• _AIM_
How many lines of these entries include the string "zoom"? State the number alone.

• _INPUT ROWS_
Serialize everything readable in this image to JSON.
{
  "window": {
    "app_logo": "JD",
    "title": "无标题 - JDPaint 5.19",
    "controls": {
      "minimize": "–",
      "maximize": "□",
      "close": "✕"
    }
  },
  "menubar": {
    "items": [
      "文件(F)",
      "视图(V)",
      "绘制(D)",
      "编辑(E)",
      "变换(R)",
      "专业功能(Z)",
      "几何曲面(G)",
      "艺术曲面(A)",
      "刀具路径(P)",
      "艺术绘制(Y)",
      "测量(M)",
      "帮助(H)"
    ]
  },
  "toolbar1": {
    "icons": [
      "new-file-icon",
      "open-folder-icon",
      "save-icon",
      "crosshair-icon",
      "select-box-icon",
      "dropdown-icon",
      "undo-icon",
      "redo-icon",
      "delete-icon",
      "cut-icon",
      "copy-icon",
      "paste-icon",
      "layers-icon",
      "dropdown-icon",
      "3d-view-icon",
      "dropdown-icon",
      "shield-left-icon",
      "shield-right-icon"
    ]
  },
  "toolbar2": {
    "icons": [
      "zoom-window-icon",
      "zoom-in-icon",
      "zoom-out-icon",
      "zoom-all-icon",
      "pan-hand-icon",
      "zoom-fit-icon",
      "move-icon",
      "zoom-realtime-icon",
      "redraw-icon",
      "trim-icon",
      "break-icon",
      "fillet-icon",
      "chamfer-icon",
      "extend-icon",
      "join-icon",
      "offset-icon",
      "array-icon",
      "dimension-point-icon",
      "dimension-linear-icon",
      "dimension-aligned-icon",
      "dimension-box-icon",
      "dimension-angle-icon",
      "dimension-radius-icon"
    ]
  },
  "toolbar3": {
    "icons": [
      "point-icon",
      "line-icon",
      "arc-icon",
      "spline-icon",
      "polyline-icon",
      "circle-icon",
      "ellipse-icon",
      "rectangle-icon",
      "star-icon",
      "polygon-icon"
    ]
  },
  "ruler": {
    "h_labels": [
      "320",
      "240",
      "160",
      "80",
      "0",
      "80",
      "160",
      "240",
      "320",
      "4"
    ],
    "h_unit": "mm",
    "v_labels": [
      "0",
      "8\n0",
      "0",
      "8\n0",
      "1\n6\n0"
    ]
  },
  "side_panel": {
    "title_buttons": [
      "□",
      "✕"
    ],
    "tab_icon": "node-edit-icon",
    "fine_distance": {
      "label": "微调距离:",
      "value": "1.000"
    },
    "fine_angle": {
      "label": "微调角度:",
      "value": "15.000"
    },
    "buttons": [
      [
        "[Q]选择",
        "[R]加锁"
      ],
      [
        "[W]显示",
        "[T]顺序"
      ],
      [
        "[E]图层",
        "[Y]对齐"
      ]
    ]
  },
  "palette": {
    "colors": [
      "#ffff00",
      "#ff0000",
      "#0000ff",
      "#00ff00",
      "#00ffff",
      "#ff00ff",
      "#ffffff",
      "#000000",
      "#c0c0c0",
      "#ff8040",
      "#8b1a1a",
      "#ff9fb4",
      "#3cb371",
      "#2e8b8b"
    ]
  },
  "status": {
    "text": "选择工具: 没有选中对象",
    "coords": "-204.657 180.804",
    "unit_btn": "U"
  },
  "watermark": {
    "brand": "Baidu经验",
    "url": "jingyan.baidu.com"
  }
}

• _TASK OUTPUT_
6